**Job**
Extract all lines containing "into".

(Rows from a figure dataset)
┌────────

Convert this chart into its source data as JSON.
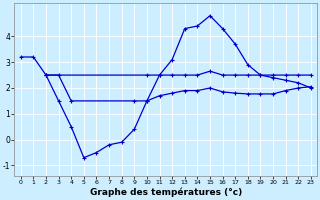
{
  "xlabel": "Graphe des températures (°c)",
  "background_color": "#cceeff",
  "grid_color": "#aaddcc",
  "line_color": "#0000cc",
  "xlim": [
    -0.5,
    23.5
  ],
  "ylim": [
    -1.4,
    5.3
  ],
  "yticks": [
    -1,
    0,
    1,
    2,
    3,
    4
  ],
  "xticks": [
    0,
    1,
    2,
    3,
    4,
    5,
    6,
    7,
    8,
    9,
    10,
    11,
    12,
    13,
    14,
    15,
    16,
    17,
    18,
    19,
    20,
    21,
    22,
    23
  ],
  "series1_x": [
    0,
    1,
    2,
    3,
    4,
    5,
    6,
    7,
    8,
    9,
    10,
    11,
    12,
    13,
    14,
    15,
    16,
    17,
    18,
    19,
    20,
    21,
    22,
    23
  ],
  "series1_y": [
    3.2,
    3.2,
    2.5,
    1.5,
    0.5,
    -0.7,
    -0.5,
    -0.2,
    -0.1,
    0.4,
    1.5,
    2.5,
    3.1,
    4.3,
    4.4,
    4.8,
    4.3,
    3.7,
    2.9,
    2.5,
    2.4,
    2.3,
    2.2,
    2.0
  ],
  "series2_x": [
    2,
    3,
    4,
    9,
    10,
    11,
    12,
    13,
    14,
    15,
    16,
    17,
    18,
    19,
    20,
    21,
    22,
    23
  ],
  "series2_y": [
    2.5,
    2.5,
    1.5,
    1.5,
    1.5,
    1.7,
    1.8,
    1.9,
    1.9,
    2.0,
    1.85,
    1.8,
    1.77,
    1.77,
    1.77,
    1.9,
    2.0,
    2.05
  ],
  "series3_x": [
    2,
    10,
    11,
    12,
    13,
    14,
    15,
    16,
    17,
    18,
    19,
    20,
    21,
    22,
    23
  ],
  "series3_y": [
    2.5,
    2.5,
    2.5,
    2.5,
    2.5,
    2.5,
    2.65,
    2.5,
    2.5,
    2.5,
    2.5,
    2.5,
    2.5,
    2.5,
    2.5
  ]
}
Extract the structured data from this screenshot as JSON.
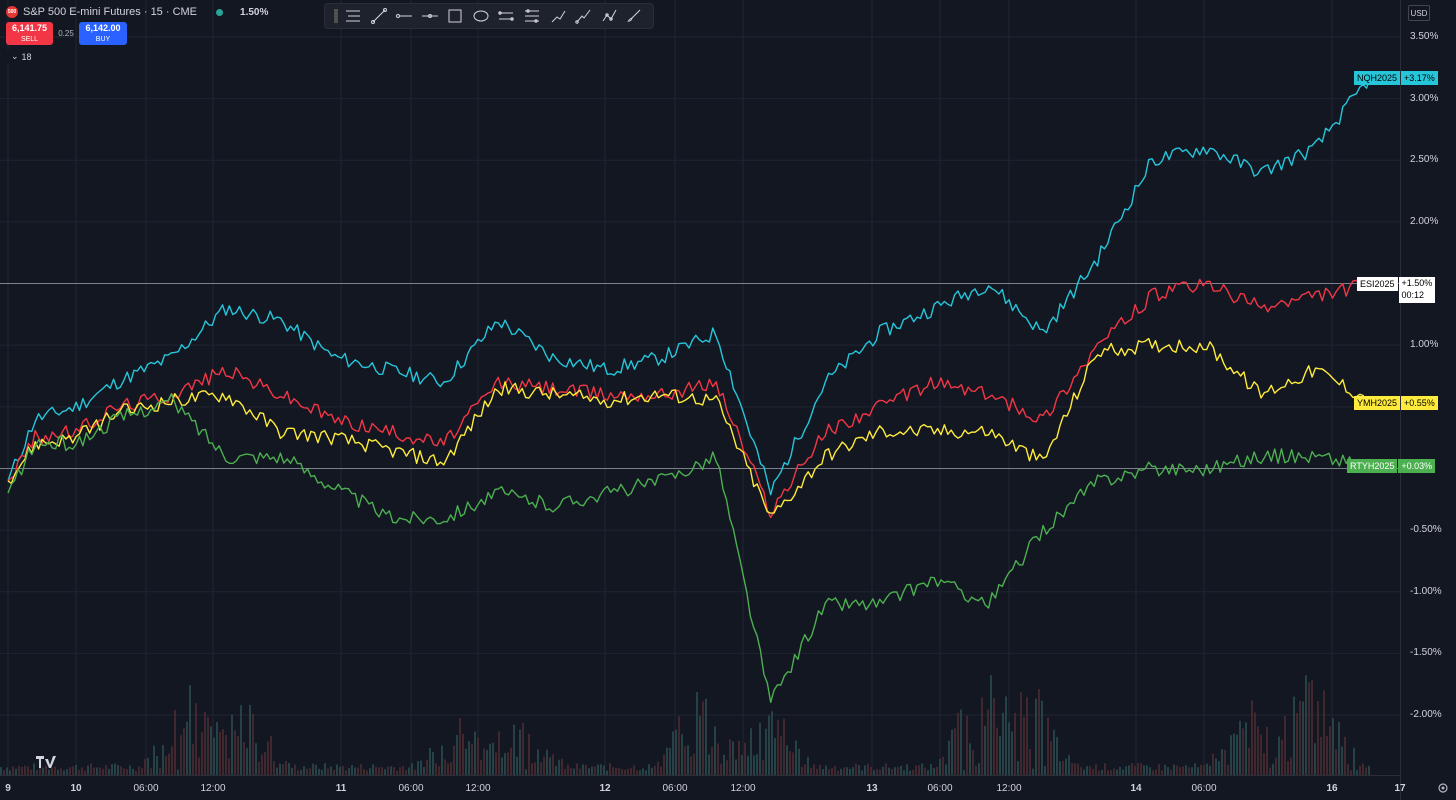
{
  "header": {
    "symbol_badge": "500",
    "title": "S&P 500 E-mini Futures · 15 · CME",
    "change": "1.50%"
  },
  "trade": {
    "sell_price": "6,141.75",
    "sell_label": "SELL",
    "spread": "0.25",
    "buy_price": "6,142.00",
    "buy_label": "BUY",
    "collapse_count": "18"
  },
  "toolbar": {
    "tools": [
      "horizontal-lines-icon",
      "trend-line-icon",
      "horizontal-ray-icon",
      "horizontal-line-icon",
      "rectangle-icon",
      "ellipse-icon",
      "parallel-channel-icon",
      "regression-channel-icon",
      "fib-retracement-icon",
      "path-icon",
      "polyline-icon",
      "brush-icon"
    ]
  },
  "price_axis": {
    "currency": "USD",
    "ticks": [
      "3.50%",
      "3.00%",
      "2.50%",
      "2.00%",
      "1.00%",
      "-0.50%",
      "-1.00%",
      "-1.50%",
      "-2.00%"
    ]
  },
  "time_axis": {
    "ticks": [
      {
        "label": "9",
        "major": true
      },
      {
        "label": "10",
        "major": true
      },
      {
        "label": "06:00",
        "major": false
      },
      {
        "label": "12:00",
        "major": false
      },
      {
        "label": "11",
        "major": true
      },
      {
        "label": "06:00",
        "major": false
      },
      {
        "label": "12:00",
        "major": false
      },
      {
        "label": "12",
        "major": true
      },
      {
        "label": "06:00",
        "major": false
      },
      {
        "label": "12:00",
        "major": false
      },
      {
        "label": "13",
        "major": true
      },
      {
        "label": "06:00",
        "major": false
      },
      {
        "label": "12:00",
        "major": false
      },
      {
        "label": "14",
        "major": true
      },
      {
        "label": "06:00",
        "major": false
      },
      {
        "label": "16",
        "major": true
      },
      {
        "label": "17",
        "major": true
      }
    ]
  },
  "series_tags": [
    {
      "name": "NQH2025",
      "value": "+3.17%",
      "color": "#26c6da",
      "text": "#000000"
    },
    {
      "name": "ESI2025",
      "value": "+1.50%",
      "countdown": "00:12",
      "color": "#ffffff",
      "text": "#000000"
    },
    {
      "name": "YMH2025",
      "value": "+0.55%",
      "color": "#ffeb3b",
      "text": "#000000"
    },
    {
      "name": "RTYH2025",
      "value": "+0.03%",
      "color": "#4caf50",
      "text": "#ffffff"
    }
  ],
  "chart_data": {
    "type": "line",
    "ylim": [
      -2.5,
      3.7
    ],
    "y_unit": "%",
    "grid": true,
    "reference_lines": [
      1.5,
      0.0
    ],
    "x": [
      0,
      2,
      5,
      8,
      12,
      16,
      20,
      24,
      28,
      32,
      36,
      40,
      44,
      48,
      52,
      56,
      60,
      64,
      68,
      72,
      76,
      80,
      84,
      88,
      92,
      96,
      100
    ],
    "series": [
      {
        "name": "NQH2025",
        "color": "#26c6da",
        "values": [
          -0.1,
          0.4,
          0.5,
          0.7,
          0.9,
          1.3,
          1.2,
          0.9,
          0.8,
          0.7,
          1.2,
          0.9,
          0.8,
          0.9,
          1.1,
          -0.2,
          0.7,
          1.1,
          1.3,
          1.5,
          1.1,
          1.7,
          2.5,
          2.6,
          2.4,
          2.6,
          3.17
        ]
      },
      {
        "name": "ESI2025",
        "color": "#f23645",
        "values": [
          -0.1,
          0.25,
          0.3,
          0.5,
          0.6,
          0.8,
          0.6,
          0.4,
          0.3,
          0.2,
          0.7,
          0.65,
          0.6,
          0.6,
          0.7,
          -0.35,
          0.3,
          0.5,
          0.7,
          0.6,
          0.4,
          1.0,
          1.4,
          1.5,
          1.3,
          1.4,
          1.5
        ]
      },
      {
        "name": "YMH2025",
        "color": "#ffeb3b",
        "values": [
          -0.1,
          0.2,
          0.25,
          0.45,
          0.55,
          0.6,
          0.3,
          0.25,
          0.15,
          0.05,
          0.65,
          0.6,
          0.55,
          0.6,
          0.55,
          -0.4,
          0.1,
          0.3,
          0.3,
          0.3,
          0.05,
          0.95,
          1.0,
          1.0,
          0.6,
          0.8,
          0.55
        ]
      },
      {
        "name": "RTYH2025",
        "color": "#4caf50",
        "values": [
          -0.2,
          0.2,
          0.2,
          0.4,
          0.55,
          0.1,
          0.1,
          -0.15,
          -0.4,
          -0.4,
          -0.2,
          -0.3,
          -0.2,
          -0.1,
          0.1,
          -1.9,
          -1.1,
          -1.1,
          -0.9,
          -1.1,
          -0.5,
          -0.1,
          0.0,
          0.0,
          0.1,
          0.1,
          0.03
        ]
      }
    ]
  }
}
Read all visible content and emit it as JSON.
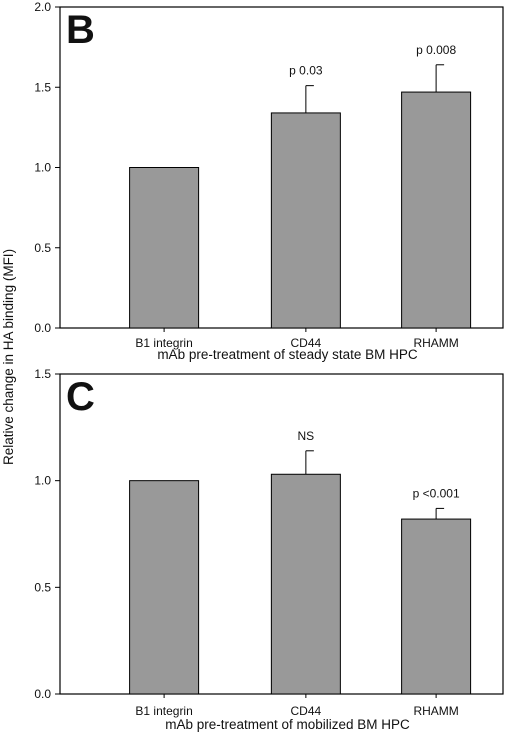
{
  "figure": {
    "shared_ylabel": "Relative change in HA binding (MFI)"
  },
  "chart_data": [
    {
      "type": "bar",
      "panel_label": "B",
      "categories": [
        "B1 integrin",
        "CD44",
        "RHAMM"
      ],
      "values": [
        1.0,
        1.34,
        1.47
      ],
      "error_bars": [
        null,
        0.17,
        0.17
      ],
      "annotations": [
        "",
        "p 0.03",
        "p 0.008"
      ],
      "xlabel": "mAb pre-treatment of  steady state BM HPC",
      "ylim": [
        0,
        2.0
      ],
      "yticks": [
        "0.0",
        "0.5",
        "1.0",
        "1.5",
        "2.0"
      ],
      "ytick_values": [
        0,
        0.5,
        1.0,
        1.5,
        2.0
      ],
      "bar_color": "#999999",
      "grid": false
    },
    {
      "type": "bar",
      "panel_label": "C",
      "categories": [
        "B1 integrin",
        "CD44",
        "RHAMM"
      ],
      "values": [
        1.0,
        1.03,
        0.82
      ],
      "error_bars": [
        null,
        0.11,
        0.05
      ],
      "annotations": [
        "",
        "NS",
        "p <0.001"
      ],
      "xlabel": "mAb pre-treatment of mobilized BM HPC",
      "ylim": [
        0,
        1.5
      ],
      "yticks": [
        "0.0",
        "0.5",
        "1.0",
        "1.5"
      ],
      "ytick_values": [
        0,
        0.5,
        1.0,
        1.5
      ],
      "bar_color": "#999999",
      "grid": false
    }
  ]
}
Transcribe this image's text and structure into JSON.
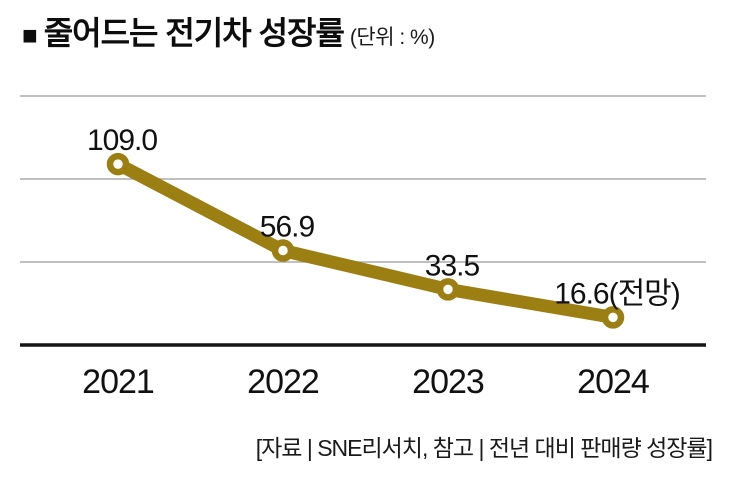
{
  "header": {
    "bullet": "■",
    "title": "줄어드는 전기차 성장률",
    "unit_label": "(단위 : %)"
  },
  "chart_data": {
    "type": "line",
    "title": "줄어드는 전기차 성장률",
    "unit": "%",
    "categories": [
      "2021",
      "2022",
      "2023",
      "2024"
    ],
    "values": [
      109.0,
      56.9,
      33.5,
      16.6
    ],
    "value_labels": [
      "109.0",
      "56.9",
      "33.5",
      "16.6(전망)"
    ],
    "series_note": "16.6 is a forecast (전망) for 2024",
    "ylim": [
      0,
      160
    ],
    "gridline_values": [
      50,
      100,
      150
    ],
    "grid": true,
    "legend": false,
    "xlabel": "",
    "ylabel": "전년 대비 판매량 성장률 (%)",
    "line_color": "#9c7f12",
    "marker_style": "ring-white-center",
    "gridline_color": "#ababab",
    "axis_color": "#141414",
    "text_color": "#111111"
  },
  "footer": {
    "source": "[자료 | SNE리서치, 참고 | 전년 대비 판매량 성장률]"
  }
}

└────────

**Task output**
Convert this chart into its source data as JSON.
Transcribe this image's text and structure into JSON.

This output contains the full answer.